- What to produce -
Exact copy, pictures excluded: please retype every record below.
**** Records supplied
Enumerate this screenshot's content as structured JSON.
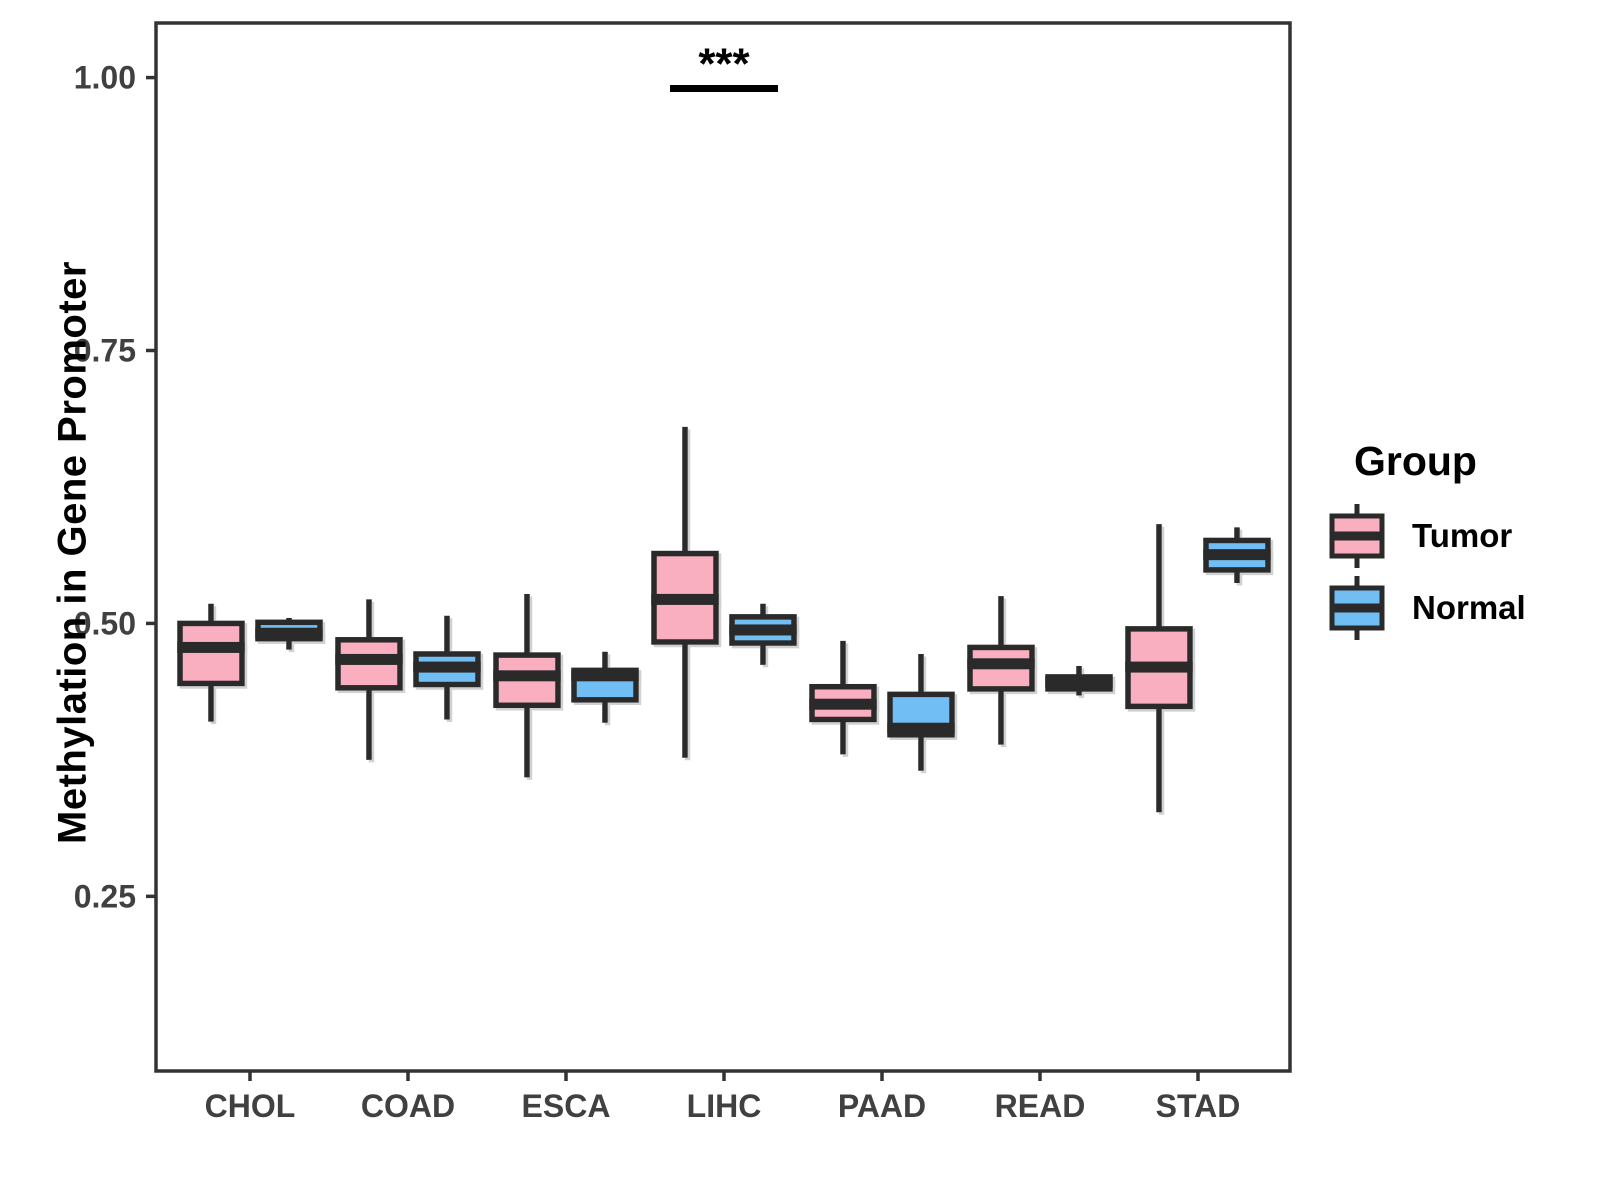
{
  "figure": {
    "background": "#FFFFFF"
  },
  "chart_data": {
    "type": "boxplot",
    "title": "",
    "xlabel": "",
    "ylabel": "Methylation in Gene Promoter",
    "categories": [
      "CHOL",
      "COAD",
      "ESCA",
      "LIHC",
      "PAAD",
      "READ",
      "STAD"
    ],
    "ylim": [
      0.09,
      1.05
    ],
    "yticks": [
      0.25,
      0.5,
      0.75,
      1.0
    ],
    "ytick_labels": [
      "0.25",
      "0.50",
      "0.75",
      "1.00"
    ],
    "grid": false,
    "legend": {
      "title": "Group",
      "position": "right",
      "entries": [
        {
          "label": "Tumor",
          "color": "#FAAFC1"
        },
        {
          "label": "Normal",
          "color": "#70BEF3"
        }
      ]
    },
    "series": [
      {
        "name": "Tumor",
        "color": "#FAAFC1",
        "boxes": [
          {
            "category": "CHOL",
            "min": 0.41,
            "q1": 0.445,
            "median": 0.478,
            "q3": 0.5,
            "max": 0.518
          },
          {
            "category": "COAD",
            "min": 0.375,
            "q1": 0.441,
            "median": 0.467,
            "q3": 0.485,
            "max": 0.522
          },
          {
            "category": "ESCA",
            "min": 0.359,
            "q1": 0.425,
            "median": 0.452,
            "q3": 0.471,
            "max": 0.527
          },
          {
            "category": "LIHC",
            "min": 0.377,
            "q1": 0.483,
            "median": 0.522,
            "q3": 0.564,
            "max": 0.68
          },
          {
            "category": "PAAD",
            "min": 0.38,
            "q1": 0.412,
            "median": 0.426,
            "q3": 0.442,
            "max": 0.484
          },
          {
            "category": "READ",
            "min": 0.389,
            "q1": 0.44,
            "median": 0.463,
            "q3": 0.478,
            "max": 0.525
          },
          {
            "category": "STAD",
            "min": 0.327,
            "q1": 0.424,
            "median": 0.46,
            "q3": 0.495,
            "max": 0.591
          }
        ]
      },
      {
        "name": "Normal",
        "color": "#70BEF3",
        "boxes": [
          {
            "category": "CHOL",
            "min": 0.476,
            "q1": 0.486,
            "median": 0.491,
            "q3": 0.501,
            "max": 0.505
          },
          {
            "category": "COAD",
            "min": 0.412,
            "q1": 0.444,
            "median": 0.46,
            "q3": 0.472,
            "max": 0.507
          },
          {
            "category": "ESCA",
            "min": 0.409,
            "q1": 0.43,
            "median": 0.452,
            "q3": 0.457,
            "max": 0.474
          },
          {
            "category": "LIHC",
            "min": 0.462,
            "q1": 0.482,
            "median": 0.494,
            "q3": 0.506,
            "max": 0.518
          },
          {
            "category": "PAAD",
            "min": 0.365,
            "q1": 0.398,
            "median": 0.404,
            "q3": 0.435,
            "max": 0.472
          },
          {
            "category": "READ",
            "min": 0.434,
            "q1": 0.44,
            "median": 0.446,
            "q3": 0.451,
            "max": 0.461
          },
          {
            "category": "STAD",
            "min": 0.537,
            "q1": 0.549,
            "median": 0.563,
            "q3": 0.576,
            "max": 0.588
          }
        ]
      }
    ],
    "annotations": [
      {
        "type": "significance-bracket",
        "label": "***",
        "category": "LIHC",
        "y": 0.99
      }
    ],
    "colors": {
      "box_border": "#2A2A2A",
      "panel_border": "#333333",
      "axis_text": "#404040",
      "annotation": "#000000"
    }
  }
}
********
- Answer for the task -
Enumerate this screenshot's content as structured JSON.
{
  "figure": {
    "background": "#FFFFFF"
  },
  "chart_data": {
    "type": "boxplot",
    "title": "",
    "xlabel": "",
    "ylabel": "Methylation in Gene Promoter",
    "categories": [
      "CHOL",
      "COAD",
      "ESCA",
      "LIHC",
      "PAAD",
      "READ",
      "STAD"
    ],
    "ylim": [
      0.09,
      1.05
    ],
    "yticks": [
      0.25,
      0.5,
      0.75,
      1.0
    ],
    "ytick_labels": [
      "0.25",
      "0.50",
      "0.75",
      "1.00"
    ],
    "grid": false,
    "legend": {
      "title": "Group",
      "position": "right",
      "entries": [
        {
          "label": "Tumor",
          "color": "#FAAFC1"
        },
        {
          "label": "Normal",
          "color": "#70BEF3"
        }
      ]
    },
    "series": [
      {
        "name": "Tumor",
        "color": "#FAAFC1",
        "boxes": [
          {
            "category": "CHOL",
            "min": 0.41,
            "q1": 0.445,
            "median": 0.478,
            "q3": 0.5,
            "max": 0.518
          },
          {
            "category": "COAD",
            "min": 0.375,
            "q1": 0.441,
            "median": 0.467,
            "q3": 0.485,
            "max": 0.522
          },
          {
            "category": "ESCA",
            "min": 0.359,
            "q1": 0.425,
            "median": 0.452,
            "q3": 0.471,
            "max": 0.527
          },
          {
            "category": "LIHC",
            "min": 0.377,
            "q1": 0.483,
            "median": 0.522,
            "q3": 0.564,
            "max": 0.68
          },
          {
            "category": "PAAD",
            "min": 0.38,
            "q1": 0.412,
            "median": 0.426,
            "q3": 0.442,
            "max": 0.484
          },
          {
            "category": "READ",
            "min": 0.389,
            "q1": 0.44,
            "median": 0.463,
            "q3": 0.478,
            "max": 0.525
          },
          {
            "category": "STAD",
            "min": 0.327,
            "q1": 0.424,
            "median": 0.46,
            "q3": 0.495,
            "max": 0.591
          }
        ]
      },
      {
        "name": "Normal",
        "color": "#70BEF3",
        "boxes": [
          {
            "category": "CHOL",
            "min": 0.476,
            "q1": 0.486,
            "median": 0.491,
            "q3": 0.501,
            "max": 0.505
          },
          {
            "category": "COAD",
            "min": 0.412,
            "q1": 0.444,
            "median": 0.46,
            "q3": 0.472,
            "max": 0.507
          },
          {
            "category": "ESCA",
            "min": 0.409,
            "q1": 0.43,
            "median": 0.452,
            "q3": 0.457,
            "max": 0.474
          },
          {
            "category": "LIHC",
            "min": 0.462,
            "q1": 0.482,
            "median": 0.494,
            "q3": 0.506,
            "max": 0.518
          },
          {
            "category": "PAAD",
            "min": 0.365,
            "q1": 0.398,
            "median": 0.404,
            "q3": 0.435,
            "max": 0.472
          },
          {
            "category": "READ",
            "min": 0.434,
            "q1": 0.44,
            "median": 0.446,
            "q3": 0.451,
            "max": 0.461
          },
          {
            "category": "STAD",
            "min": 0.537,
            "q1": 0.549,
            "median": 0.563,
            "q3": 0.576,
            "max": 0.588
          }
        ]
      }
    ],
    "annotations": [
      {
        "type": "significance-bracket",
        "label": "***",
        "category": "LIHC",
        "y": 0.99
      }
    ],
    "colors": {
      "box_border": "#2A2A2A",
      "panel_border": "#333333",
      "axis_text": "#404040",
      "annotation": "#000000"
    }
  }
}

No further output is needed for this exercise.